> What is needed: Copy every line in the records below that contains the word "with".

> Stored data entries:

>> BEGIN

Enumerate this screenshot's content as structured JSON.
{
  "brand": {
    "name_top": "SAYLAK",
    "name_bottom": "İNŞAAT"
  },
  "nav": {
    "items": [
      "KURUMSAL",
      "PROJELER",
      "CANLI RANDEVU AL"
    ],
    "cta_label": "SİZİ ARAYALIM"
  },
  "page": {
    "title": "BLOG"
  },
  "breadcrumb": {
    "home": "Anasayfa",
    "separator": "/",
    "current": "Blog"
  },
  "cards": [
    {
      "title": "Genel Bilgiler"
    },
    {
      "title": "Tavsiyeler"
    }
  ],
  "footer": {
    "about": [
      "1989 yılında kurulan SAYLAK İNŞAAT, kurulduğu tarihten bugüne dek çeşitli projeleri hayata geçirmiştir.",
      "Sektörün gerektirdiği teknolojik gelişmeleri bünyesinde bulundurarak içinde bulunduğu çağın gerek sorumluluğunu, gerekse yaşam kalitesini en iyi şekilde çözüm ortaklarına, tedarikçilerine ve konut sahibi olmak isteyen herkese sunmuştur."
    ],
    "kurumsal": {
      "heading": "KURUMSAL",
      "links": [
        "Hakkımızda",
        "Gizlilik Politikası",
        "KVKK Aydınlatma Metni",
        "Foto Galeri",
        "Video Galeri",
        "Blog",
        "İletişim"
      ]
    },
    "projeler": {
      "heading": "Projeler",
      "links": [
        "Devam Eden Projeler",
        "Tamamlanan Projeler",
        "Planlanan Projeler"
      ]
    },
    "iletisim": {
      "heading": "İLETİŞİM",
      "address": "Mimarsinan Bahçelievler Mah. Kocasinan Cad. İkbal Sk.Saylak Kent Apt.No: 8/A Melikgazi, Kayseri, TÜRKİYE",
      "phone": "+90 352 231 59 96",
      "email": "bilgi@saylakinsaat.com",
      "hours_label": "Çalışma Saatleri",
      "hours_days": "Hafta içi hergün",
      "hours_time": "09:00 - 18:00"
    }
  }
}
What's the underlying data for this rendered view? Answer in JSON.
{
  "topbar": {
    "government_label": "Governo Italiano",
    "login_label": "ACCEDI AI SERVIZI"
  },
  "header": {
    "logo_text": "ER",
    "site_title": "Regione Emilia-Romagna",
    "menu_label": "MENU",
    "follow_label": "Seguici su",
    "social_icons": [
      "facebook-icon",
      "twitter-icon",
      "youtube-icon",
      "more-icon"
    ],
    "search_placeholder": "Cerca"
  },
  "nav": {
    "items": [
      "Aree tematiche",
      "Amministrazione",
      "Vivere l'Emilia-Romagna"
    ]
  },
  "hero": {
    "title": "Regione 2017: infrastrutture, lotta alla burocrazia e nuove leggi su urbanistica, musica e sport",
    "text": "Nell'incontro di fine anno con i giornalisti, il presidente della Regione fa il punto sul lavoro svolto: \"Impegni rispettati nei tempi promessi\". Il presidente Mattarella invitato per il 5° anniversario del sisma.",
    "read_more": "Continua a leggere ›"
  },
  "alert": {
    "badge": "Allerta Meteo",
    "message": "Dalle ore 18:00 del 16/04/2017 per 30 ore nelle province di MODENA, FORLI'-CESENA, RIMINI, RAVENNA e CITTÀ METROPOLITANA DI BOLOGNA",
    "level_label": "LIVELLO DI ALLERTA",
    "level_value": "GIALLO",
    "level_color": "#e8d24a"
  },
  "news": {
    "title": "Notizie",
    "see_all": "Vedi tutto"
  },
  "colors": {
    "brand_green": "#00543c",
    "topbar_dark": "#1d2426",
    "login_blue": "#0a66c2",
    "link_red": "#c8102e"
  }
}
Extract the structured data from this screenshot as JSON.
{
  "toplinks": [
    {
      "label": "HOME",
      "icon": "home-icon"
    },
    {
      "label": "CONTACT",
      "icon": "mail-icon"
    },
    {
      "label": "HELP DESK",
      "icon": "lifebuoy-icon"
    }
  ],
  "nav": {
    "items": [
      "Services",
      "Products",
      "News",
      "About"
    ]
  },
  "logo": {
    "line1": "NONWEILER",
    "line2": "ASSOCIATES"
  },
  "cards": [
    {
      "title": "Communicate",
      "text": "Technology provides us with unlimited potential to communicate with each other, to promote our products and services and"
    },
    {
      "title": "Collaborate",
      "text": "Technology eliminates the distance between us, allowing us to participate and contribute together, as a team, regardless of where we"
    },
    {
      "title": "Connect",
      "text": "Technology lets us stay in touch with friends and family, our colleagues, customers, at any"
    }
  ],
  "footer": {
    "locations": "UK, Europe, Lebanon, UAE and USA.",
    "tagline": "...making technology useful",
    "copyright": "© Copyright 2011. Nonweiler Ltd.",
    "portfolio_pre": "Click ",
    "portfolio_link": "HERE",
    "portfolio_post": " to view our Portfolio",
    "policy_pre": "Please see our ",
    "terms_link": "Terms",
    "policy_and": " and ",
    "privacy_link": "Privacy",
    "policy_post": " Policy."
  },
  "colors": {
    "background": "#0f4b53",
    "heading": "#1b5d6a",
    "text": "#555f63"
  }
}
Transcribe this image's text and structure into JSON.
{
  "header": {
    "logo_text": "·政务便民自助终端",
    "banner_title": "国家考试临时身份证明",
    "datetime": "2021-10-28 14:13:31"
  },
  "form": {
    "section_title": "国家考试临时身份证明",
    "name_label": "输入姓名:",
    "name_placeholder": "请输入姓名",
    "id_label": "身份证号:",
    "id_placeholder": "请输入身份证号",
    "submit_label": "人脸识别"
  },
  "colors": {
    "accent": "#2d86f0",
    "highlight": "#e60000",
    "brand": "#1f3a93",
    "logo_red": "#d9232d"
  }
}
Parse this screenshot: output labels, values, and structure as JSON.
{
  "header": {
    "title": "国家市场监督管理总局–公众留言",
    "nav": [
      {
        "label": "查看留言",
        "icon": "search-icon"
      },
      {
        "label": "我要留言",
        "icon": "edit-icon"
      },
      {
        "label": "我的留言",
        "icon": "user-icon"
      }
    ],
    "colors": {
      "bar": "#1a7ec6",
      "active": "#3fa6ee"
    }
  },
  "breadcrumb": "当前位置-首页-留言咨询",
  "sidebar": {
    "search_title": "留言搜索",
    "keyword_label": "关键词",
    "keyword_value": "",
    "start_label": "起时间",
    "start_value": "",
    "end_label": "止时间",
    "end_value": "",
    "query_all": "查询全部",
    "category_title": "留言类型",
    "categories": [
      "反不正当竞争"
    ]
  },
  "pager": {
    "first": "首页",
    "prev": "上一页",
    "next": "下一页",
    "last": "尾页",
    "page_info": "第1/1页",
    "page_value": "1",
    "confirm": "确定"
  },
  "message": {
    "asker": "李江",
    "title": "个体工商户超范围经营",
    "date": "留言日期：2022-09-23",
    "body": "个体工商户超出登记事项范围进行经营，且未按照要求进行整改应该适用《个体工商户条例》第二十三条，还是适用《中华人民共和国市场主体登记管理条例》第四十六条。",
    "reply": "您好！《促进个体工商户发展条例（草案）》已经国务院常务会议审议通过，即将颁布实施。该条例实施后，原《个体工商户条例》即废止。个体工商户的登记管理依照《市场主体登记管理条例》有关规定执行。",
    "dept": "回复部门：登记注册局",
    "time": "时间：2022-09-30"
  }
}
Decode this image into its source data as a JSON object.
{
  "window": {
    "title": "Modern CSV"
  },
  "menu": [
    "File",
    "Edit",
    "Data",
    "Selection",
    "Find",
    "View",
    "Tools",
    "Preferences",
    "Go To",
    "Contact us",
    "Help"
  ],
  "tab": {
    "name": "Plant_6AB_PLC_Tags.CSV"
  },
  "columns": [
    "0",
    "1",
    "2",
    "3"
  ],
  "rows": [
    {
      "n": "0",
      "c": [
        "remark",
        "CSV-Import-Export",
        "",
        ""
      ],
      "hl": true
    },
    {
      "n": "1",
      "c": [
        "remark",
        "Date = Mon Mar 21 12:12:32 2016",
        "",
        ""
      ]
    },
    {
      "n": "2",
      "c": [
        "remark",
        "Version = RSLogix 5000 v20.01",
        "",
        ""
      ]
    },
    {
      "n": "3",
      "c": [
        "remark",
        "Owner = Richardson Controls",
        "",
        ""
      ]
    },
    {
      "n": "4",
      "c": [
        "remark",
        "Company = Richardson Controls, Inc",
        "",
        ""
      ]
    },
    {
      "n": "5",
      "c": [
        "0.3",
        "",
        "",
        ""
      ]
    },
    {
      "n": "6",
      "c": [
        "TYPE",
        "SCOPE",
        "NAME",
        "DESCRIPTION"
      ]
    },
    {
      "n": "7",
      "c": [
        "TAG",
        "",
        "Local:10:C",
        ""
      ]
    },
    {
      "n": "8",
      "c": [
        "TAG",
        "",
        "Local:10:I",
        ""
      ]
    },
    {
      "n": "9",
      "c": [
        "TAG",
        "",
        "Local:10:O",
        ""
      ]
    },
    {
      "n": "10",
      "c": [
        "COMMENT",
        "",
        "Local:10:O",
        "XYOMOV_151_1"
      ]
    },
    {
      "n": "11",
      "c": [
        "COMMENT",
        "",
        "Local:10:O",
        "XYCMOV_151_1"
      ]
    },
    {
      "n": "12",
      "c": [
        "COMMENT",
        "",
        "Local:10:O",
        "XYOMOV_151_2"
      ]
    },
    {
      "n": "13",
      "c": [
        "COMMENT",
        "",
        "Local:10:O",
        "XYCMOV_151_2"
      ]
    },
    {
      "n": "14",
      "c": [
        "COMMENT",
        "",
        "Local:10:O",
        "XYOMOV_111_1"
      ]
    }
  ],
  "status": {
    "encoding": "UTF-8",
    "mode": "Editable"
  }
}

>> END

> Solution to the exercise:
      "text": "Technology provides us with unlimited potential to communicate with each other, to promote our products and services and"
      "text": "Technology lets us stay in touch with friends and family, our colleagues, customers, at any"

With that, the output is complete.